#### [PROBLEM DETAILS]
Please give the data below again in full, exactly as it stands.

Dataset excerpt
^^^^^^^^^^^^^^^^

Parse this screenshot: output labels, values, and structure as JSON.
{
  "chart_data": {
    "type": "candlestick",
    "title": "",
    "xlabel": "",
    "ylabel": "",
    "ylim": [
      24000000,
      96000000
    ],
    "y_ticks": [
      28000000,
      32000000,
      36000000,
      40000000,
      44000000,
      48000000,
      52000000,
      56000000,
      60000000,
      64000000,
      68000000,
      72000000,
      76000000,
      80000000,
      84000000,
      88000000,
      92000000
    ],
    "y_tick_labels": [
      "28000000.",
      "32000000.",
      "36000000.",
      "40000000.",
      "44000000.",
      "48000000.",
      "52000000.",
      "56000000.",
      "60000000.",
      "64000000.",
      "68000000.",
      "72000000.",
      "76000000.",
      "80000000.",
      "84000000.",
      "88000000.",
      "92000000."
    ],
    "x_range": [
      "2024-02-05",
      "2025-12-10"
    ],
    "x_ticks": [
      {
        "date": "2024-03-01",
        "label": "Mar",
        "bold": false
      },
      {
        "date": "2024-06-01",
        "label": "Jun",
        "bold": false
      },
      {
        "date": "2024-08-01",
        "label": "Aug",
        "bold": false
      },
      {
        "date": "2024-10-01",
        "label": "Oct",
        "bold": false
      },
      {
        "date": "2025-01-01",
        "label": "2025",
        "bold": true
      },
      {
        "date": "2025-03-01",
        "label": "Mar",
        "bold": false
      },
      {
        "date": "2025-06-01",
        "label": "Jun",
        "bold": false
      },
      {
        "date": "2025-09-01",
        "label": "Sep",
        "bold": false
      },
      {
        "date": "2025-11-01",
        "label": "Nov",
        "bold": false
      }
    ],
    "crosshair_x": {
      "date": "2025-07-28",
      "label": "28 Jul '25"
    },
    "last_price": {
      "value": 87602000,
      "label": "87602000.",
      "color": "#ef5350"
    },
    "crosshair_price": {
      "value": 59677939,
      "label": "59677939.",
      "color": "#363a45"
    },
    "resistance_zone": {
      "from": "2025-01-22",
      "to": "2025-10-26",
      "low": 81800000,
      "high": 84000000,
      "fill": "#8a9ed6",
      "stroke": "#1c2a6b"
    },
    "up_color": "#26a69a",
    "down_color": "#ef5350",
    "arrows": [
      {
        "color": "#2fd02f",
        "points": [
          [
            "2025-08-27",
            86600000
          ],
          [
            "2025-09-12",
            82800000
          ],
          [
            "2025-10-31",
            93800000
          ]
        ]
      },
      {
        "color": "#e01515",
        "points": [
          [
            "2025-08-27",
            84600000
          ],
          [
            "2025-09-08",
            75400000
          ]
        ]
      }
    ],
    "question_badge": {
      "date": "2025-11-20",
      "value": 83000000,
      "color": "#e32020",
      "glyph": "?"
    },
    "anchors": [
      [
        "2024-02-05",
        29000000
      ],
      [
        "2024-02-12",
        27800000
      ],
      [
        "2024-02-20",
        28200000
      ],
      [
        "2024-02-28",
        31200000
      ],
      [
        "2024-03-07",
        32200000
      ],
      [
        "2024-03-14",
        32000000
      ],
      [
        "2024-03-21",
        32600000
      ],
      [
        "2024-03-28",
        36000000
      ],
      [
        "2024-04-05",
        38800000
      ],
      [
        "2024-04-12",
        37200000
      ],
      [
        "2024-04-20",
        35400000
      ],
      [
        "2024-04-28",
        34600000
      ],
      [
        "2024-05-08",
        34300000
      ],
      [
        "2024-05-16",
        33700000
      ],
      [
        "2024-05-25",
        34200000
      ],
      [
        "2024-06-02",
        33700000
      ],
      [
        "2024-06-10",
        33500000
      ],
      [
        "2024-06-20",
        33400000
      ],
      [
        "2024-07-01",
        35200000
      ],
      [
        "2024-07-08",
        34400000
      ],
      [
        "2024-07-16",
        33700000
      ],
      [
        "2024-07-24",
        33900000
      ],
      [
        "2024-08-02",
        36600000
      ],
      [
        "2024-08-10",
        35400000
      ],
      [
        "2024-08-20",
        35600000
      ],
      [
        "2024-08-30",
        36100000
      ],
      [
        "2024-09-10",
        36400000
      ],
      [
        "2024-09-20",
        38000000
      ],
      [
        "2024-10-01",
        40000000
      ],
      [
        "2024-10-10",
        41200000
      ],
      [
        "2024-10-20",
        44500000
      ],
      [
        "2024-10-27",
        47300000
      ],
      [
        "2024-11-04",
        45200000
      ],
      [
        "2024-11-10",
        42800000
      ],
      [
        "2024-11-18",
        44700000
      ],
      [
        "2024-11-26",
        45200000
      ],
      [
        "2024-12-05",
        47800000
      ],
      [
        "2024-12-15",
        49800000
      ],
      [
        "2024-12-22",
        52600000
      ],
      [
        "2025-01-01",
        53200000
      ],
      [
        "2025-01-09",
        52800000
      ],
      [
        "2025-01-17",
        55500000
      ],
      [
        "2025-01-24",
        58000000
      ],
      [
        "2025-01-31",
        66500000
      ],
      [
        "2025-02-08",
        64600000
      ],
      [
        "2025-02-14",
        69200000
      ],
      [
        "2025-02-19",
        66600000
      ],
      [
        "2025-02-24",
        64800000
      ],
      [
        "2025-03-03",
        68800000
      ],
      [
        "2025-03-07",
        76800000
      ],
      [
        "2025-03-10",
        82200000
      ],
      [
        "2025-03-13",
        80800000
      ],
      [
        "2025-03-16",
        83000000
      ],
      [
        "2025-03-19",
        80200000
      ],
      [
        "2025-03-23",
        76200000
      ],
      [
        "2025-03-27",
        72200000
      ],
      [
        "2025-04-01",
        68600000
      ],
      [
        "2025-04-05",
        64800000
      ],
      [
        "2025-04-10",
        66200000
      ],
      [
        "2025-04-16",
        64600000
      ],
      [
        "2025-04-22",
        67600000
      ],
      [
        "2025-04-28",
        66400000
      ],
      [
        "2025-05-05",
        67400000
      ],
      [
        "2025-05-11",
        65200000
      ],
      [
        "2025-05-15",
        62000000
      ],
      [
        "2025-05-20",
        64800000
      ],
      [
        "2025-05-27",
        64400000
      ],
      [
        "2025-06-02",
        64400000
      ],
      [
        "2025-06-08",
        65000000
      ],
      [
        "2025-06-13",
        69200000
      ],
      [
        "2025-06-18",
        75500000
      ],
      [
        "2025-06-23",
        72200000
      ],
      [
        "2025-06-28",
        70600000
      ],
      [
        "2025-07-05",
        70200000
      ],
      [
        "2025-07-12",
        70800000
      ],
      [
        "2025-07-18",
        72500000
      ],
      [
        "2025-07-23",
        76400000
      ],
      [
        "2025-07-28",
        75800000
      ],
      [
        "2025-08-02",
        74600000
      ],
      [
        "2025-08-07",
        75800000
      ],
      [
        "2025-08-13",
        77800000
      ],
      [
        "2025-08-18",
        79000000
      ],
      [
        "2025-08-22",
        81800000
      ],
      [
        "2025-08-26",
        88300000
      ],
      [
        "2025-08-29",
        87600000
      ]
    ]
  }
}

^^^^^^^^^^^^^^^^

#### [THE RESPONSE]
Parse this screenshot: output labels, values, and structure as JSON.
{
  "chart_data": {
    "type": "candlestick",
    "title": "",
    "xlabel": "",
    "ylabel": "",
    "ylim": [
      24000000,
      96000000
    ],
    "y_ticks": [
      28000000,
      32000000,
      36000000,
      40000000,
      44000000,
      48000000,
      52000000,
      56000000,
      60000000,
      64000000,
      68000000,
      72000000,
      76000000,
      80000000,
      84000000,
      88000000,
      92000000
    ],
    "y_tick_labels": [
      "28000000.",
      "32000000.",
      "36000000.",
      "40000000.",
      "44000000.",
      "48000000.",
      "52000000.",
      "56000000.",
      "60000000.",
      "64000000.",
      "68000000.",
      "72000000.",
      "76000000.",
      "80000000.",
      "84000000.",
      "88000000.",
      "92000000."
    ],
    "x_range": [
      "2024-02-05",
      "2025-12-10"
    ],
    "x_ticks": [
      {
        "date": "2024-03-01",
        "label": "Mar",
        "bold": false
      },
      {
        "date": "2024-06-01",
        "label": "Jun",
        "bold": false
      },
      {
        "date": "2024-08-01",
        "label": "Aug",
        "bold": false
      },
      {
        "date": "2024-10-01",
        "label": "Oct",
        "bold": false
      },
      {
        "date": "2025-01-01",
        "label": "2025",
        "bold": true
      },
      {
        "date": "2025-03-01",
        "label": "Mar",
        "bold": false
      },
      {
        "date": "2025-06-01",
        "label": "Jun",
        "bold": false
      },
      {
        "date": "2025-09-01",
        "label": "Sep",
        "bold": false
      },
      {
        "date": "2025-11-01",
        "label": "Nov",
        "bold": false
      }
    ],
    "crosshair_x": {
      "date": "2025-07-28",
      "label": "28 Jul '25"
    },
    "last_price": {
      "value": 87602000,
      "label": "87602000.",
      "color": "#ef5350"
    },
    "crosshair_price": {
      "value": 59677939,
      "label": "59677939.",
      "color": "#363a45"
    },
    "resistance_zone": {
      "from": "2025-01-22",
      "to": "2025-10-26",
      "low": 81800000,
      "high": 84000000,
      "fill": "#8a9ed6",
      "stroke": "#1c2a6b"
    },
    "up_color": "#26a69a",
    "down_color": "#ef5350",
    "arrows": [
      {
        "color": "#2fd02f",
        "points": [
          [
            "2025-08-27",
            86600000
          ],
          [
            "2025-09-12",
            82800000
          ],
          [
            "2025-10-31",
            93800000
          ]
        ]
      },
      {
        "color": "#e01515",
        "points": [
          [
            "2025-08-27",
            84600000
          ],
          [
            "2025-09-08",
            75400000
          ]
        ]
      }
    ],
    "question_badge": {
      "date": "2025-11-20",
      "value": 83000000,
      "color": "#e32020",
      "glyph": "?"
    },
    "anchors": [
      [
        "2024-02-05",
        29000000
      ],
      [
        "2024-02-12",
        27800000
      ],
      [
        "2024-02-20",
        28200000
      ],
      [
        "2024-02-28",
        31200000
      ],
      [
        "2024-03-07",
        32200000
      ],
      [
        "2024-03-14",
        32000000
      ],
      [
        "2024-03-21",
        32600000
      ],
      [
        "2024-03-28",
        36000000
      ],
      [
        "2024-04-05",
        38800000
      ],
      [
        "2024-04-12",
        37200000
      ],
      [
        "2024-04-20",
        35400000
      ],
      [
        "2024-04-28",
        34600000
      ],
      [
        "2024-05-08",
        34300000
      ],
      [
        "2024-05-16",
        33700000
      ],
      [
        "2024-05-25",
        34200000
      ],
      [
        "2024-06-02",
        33700000
      ],
      [
        "2024-06-10",
        33500000
      ],
      [
        "2024-06-20",
        33400000
      ],
      [
        "2024-07-01",
        35200000
      ],
      [
        "2024-07-08",
        34400000
      ],
      [
        "2024-07-16",
        33700000
      ],
      [
        "2024-07-24",
        33900000
      ],
      [
        "2024-08-02",
        36600000
      ],
      [
        "2024-08-10",
        35400000
      ],
      [
        "2024-08-20",
        35600000
      ],
      [
        "2024-08-30",
        36100000
      ],
      [
        "2024-09-10",
        36400000
      ],
      [
        "2024-09-20",
        38000000
      ],
      [
        "2024-10-01",
        40000000
      ],
      [
        "2024-10-10",
        41200000
      ],
      [
        "2024-10-20",
        44500000
      ],
      [
        "2024-10-27",
        47300000
      ],
      [
        "2024-11-04",
        45200000
      ],
      [
        "2024-11-10",
        42800000
      ],
      [
        "2024-11-18",
        44700000
      ],
      [
        "2024-11-26",
        45200000
      ],
      [
        "2024-12-05",
        47800000
      ],
      [
        "2024-12-15",
        49800000
      ],
      [
        "2024-12-22",
        52600000
      ],
      [
        "2025-01-01",
        53200000
      ],
      [
        "2025-01-09",
        52800000
      ],
      [
        "2025-01-17",
        55500000
      ],
      [
        "2025-01-24",
        58000000
      ],
      [
        "2025-01-31",
        66500000
      ],
      [
        "2025-02-08",
        64600000
      ],
      [
        "2025-02-14",
        69200000
      ],
      [
        "2025-02-19",
        66600000
      ],
      [
        "2025-02-24",
        64800000
      ],
      [
        "2025-03-03",
        68800000
      ],
      [
        "2025-03-07",
        76800000
      ],
      [
        "2025-03-10",
        82200000
      ],
      [
        "2025-03-13",
        80800000
      ],
      [
        "2025-03-16",
        83000000
      ],
      [
        "2025-03-19",
        80200000
      ],
      [
        "2025-03-23",
        76200000
      ],
      [
        "2025-03-27",
        72200000
      ],
      [
        "2025-04-01",
        68600000
      ],
      [
        "2025-04-05",
        64800000
      ],
      [
        "2025-04-10",
        66200000
      ],
      [
        "2025-04-16",
        64600000
      ],
      [
        "2025-04-22",
        67600000
      ],
      [
        "2025-04-28",
        66400000
      ],
      [
        "2025-05-05",
        67400000
      ],
      [
        "2025-05-11",
        65200000
      ],
      [
        "2025-05-15",
        62000000
      ],
      [
        "2025-05-20",
        64800000
      ],
      [
        "2025-05-27",
        64400000
      ],
      [
        "2025-06-02",
        64400000
      ],
      [
        "2025-06-08",
        65000000
      ],
      [
        "2025-06-13",
        69200000
      ],
      [
        "2025-06-18",
        75500000
      ],
      [
        "2025-06-23",
        72200000
      ],
      [
        "2025-06-28",
        70600000
      ],
      [
        "2025-07-05",
        70200000
      ],
      [
        "2025-07-12",
        70800000
      ],
      [
        "2025-07-18",
        72500000
      ],
      [
        "2025-07-23",
        76400000
      ],
      [
        "2025-07-28",
        75800000
      ],
      [
        "2025-08-02",
        74600000
      ],
      [
        "2025-08-07",
        75800000
      ],
      [
        "2025-08-13",
        77800000
      ],
      [
        "2025-08-18",
        79000000
      ],
      [
        "2025-08-22",
        81800000
      ],
      [
        "2025-08-26",
        88300000
      ],
      [
        "2025-08-29",
        87600000
      ]
    ]
  }
}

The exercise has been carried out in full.